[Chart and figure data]

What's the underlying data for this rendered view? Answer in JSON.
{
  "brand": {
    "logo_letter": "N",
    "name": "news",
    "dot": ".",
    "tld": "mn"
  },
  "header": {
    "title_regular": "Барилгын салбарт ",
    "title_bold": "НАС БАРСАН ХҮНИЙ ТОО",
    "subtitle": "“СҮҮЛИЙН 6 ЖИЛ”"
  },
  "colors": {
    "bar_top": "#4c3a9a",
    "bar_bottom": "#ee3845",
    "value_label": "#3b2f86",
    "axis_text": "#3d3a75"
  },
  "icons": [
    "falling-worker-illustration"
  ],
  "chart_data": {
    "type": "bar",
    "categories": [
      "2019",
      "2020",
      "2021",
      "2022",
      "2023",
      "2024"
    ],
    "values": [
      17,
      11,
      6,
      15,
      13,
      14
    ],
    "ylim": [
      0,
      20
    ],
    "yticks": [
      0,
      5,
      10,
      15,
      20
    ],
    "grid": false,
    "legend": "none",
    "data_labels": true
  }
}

THE EXERCISE
Restate the data above word for word, please.

ANSWER TO THIS TASK
What's the underlying data for this rendered view? Answer in JSON.
{
  "brand": {
    "logo_letter": "N",
    "name": "news",
    "dot": ".",
    "tld": "mn"
  },
  "header": {
    "title_regular": "Барилгын салбарт ",
    "title_bold": "НАС БАРСАН ХҮНИЙ ТОО",
    "subtitle": "“СҮҮЛИЙН 6 ЖИЛ”"
  },
  "colors": {
    "bar_top": "#4c3a9a",
    "bar_bottom": "#ee3845",
    "value_label": "#3b2f86",
    "axis_text": "#3d3a75"
  },
  "icons": [
    "falling-worker-illustration"
  ],
  "chart_data": {
    "type": "bar",
    "categories": [
      "2019",
      "2020",
      "2021",
      "2022",
      "2023",
      "2024"
    ],
    "values": [
      17,
      11,
      6,
      15,
      13,
      14
    ],
    "ylim": [
      0,
      20
    ],
    "yticks": [
      0,
      5,
      10,
      15,
      20
    ],
    "grid": false,
    "legend": "none",
    "data_labels": true
  }
}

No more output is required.